DATASET CONTENT:
#####

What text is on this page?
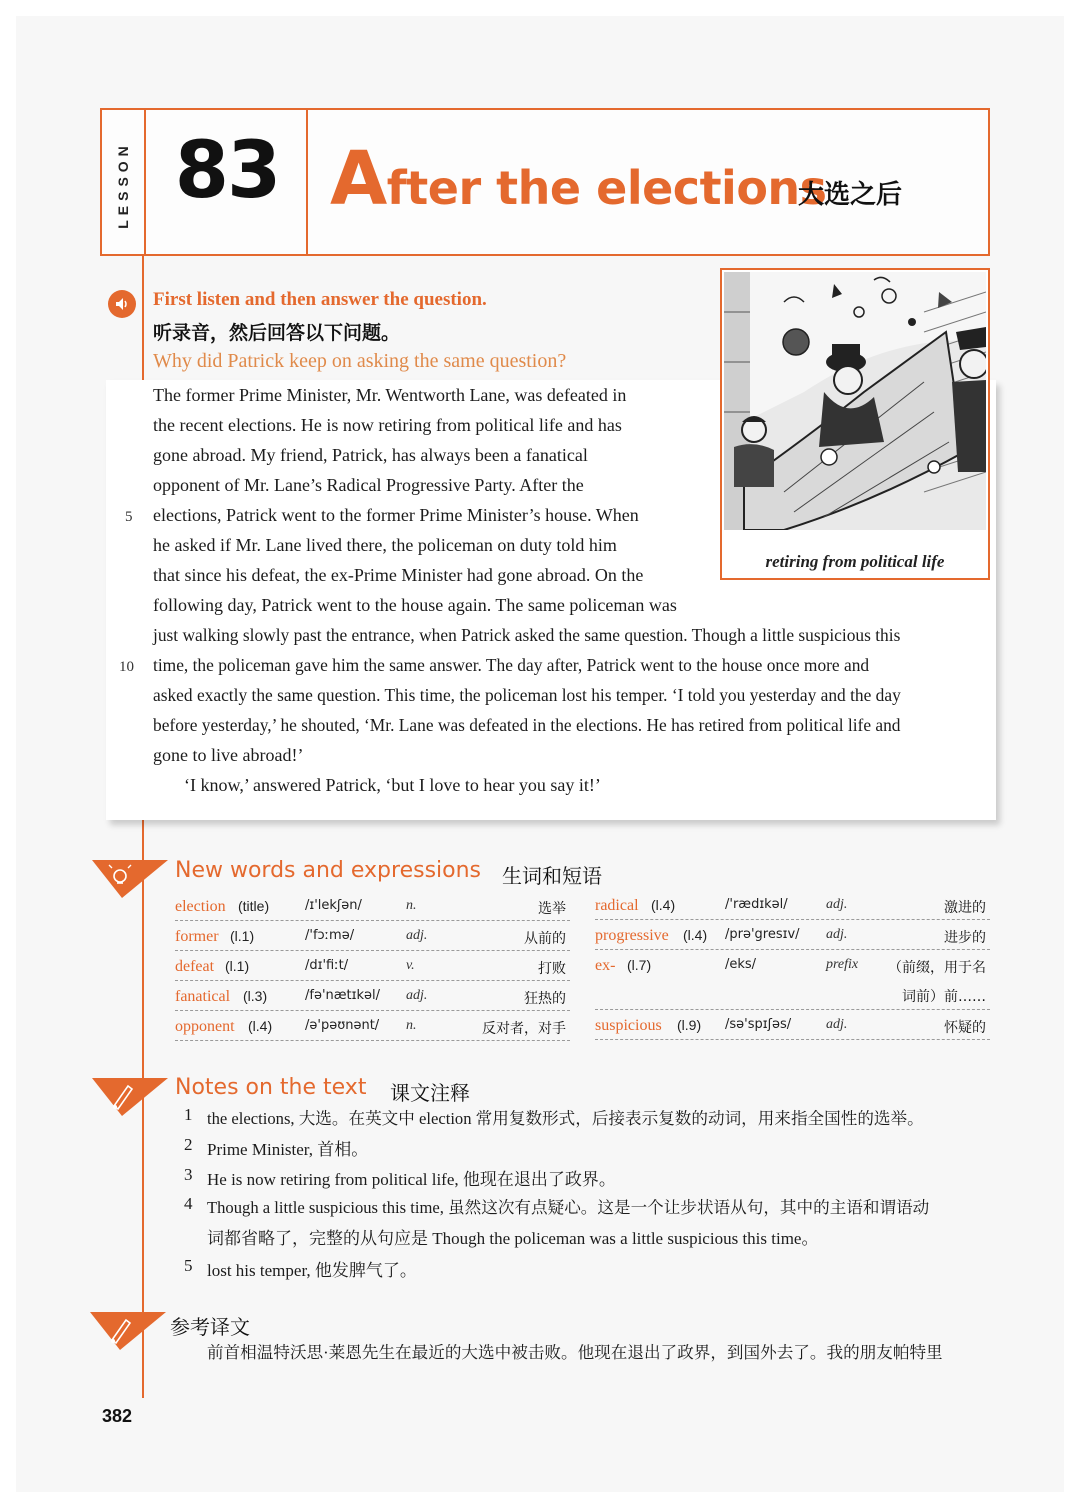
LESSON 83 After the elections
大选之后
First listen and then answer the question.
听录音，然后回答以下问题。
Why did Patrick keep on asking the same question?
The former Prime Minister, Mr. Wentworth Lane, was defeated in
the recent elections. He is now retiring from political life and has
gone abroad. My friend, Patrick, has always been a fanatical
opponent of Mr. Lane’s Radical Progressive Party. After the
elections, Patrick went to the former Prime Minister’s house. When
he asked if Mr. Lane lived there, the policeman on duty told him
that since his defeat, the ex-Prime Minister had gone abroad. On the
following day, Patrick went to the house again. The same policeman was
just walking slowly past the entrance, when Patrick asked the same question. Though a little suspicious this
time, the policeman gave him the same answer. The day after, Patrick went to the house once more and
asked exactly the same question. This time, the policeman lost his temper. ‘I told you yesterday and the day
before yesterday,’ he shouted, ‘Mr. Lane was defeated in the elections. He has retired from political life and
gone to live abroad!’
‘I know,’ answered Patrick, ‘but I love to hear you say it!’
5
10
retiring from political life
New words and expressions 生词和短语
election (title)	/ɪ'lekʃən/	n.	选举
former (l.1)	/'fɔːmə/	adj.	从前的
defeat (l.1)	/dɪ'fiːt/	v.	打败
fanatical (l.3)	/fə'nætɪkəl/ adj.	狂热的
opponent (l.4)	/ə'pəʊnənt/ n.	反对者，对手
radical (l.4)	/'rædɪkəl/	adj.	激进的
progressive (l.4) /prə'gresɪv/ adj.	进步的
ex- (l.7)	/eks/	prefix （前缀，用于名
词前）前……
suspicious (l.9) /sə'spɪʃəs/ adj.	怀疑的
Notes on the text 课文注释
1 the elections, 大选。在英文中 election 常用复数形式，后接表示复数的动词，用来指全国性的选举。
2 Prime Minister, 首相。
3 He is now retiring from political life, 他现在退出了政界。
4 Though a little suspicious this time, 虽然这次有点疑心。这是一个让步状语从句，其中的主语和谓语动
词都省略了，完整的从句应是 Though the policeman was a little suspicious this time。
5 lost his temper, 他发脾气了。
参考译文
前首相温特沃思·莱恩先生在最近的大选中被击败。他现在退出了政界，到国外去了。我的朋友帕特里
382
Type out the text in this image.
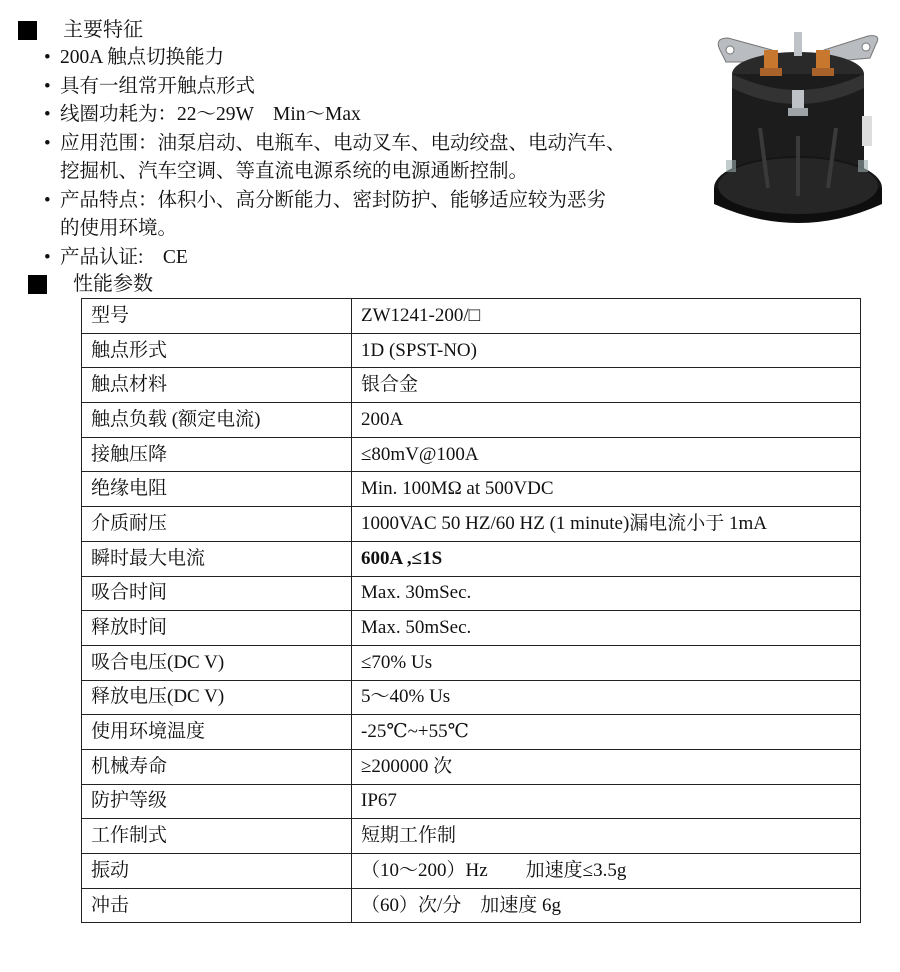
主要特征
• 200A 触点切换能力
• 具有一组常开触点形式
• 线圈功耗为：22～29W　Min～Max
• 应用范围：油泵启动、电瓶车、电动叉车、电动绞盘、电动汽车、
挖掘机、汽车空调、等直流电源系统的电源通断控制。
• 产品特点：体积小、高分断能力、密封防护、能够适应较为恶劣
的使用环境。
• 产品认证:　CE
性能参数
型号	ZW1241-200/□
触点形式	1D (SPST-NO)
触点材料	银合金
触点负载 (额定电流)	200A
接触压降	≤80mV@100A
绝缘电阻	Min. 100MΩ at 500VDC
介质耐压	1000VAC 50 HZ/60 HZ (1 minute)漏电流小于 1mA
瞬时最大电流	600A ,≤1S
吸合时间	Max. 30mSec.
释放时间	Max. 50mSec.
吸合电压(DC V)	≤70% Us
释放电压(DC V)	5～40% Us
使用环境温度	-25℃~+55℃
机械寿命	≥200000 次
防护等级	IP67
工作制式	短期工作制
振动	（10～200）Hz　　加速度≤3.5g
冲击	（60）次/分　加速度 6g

#####

EXERCISE DESCRIPTION:
Locate all lines in the listing above with the word "little". Copy them.

ANSWER TO THIS EXERCISE:
just walking slowly past the entrance, when Patrick asked the same question. Though a little suspicious this
4 Though a little suspicious this time, 虽然这次有点疑心。这是一个让步状语从句，其中的主语和谓语动
词都省略了，完整的从句应是 Though the policeman was a little suspicious this time。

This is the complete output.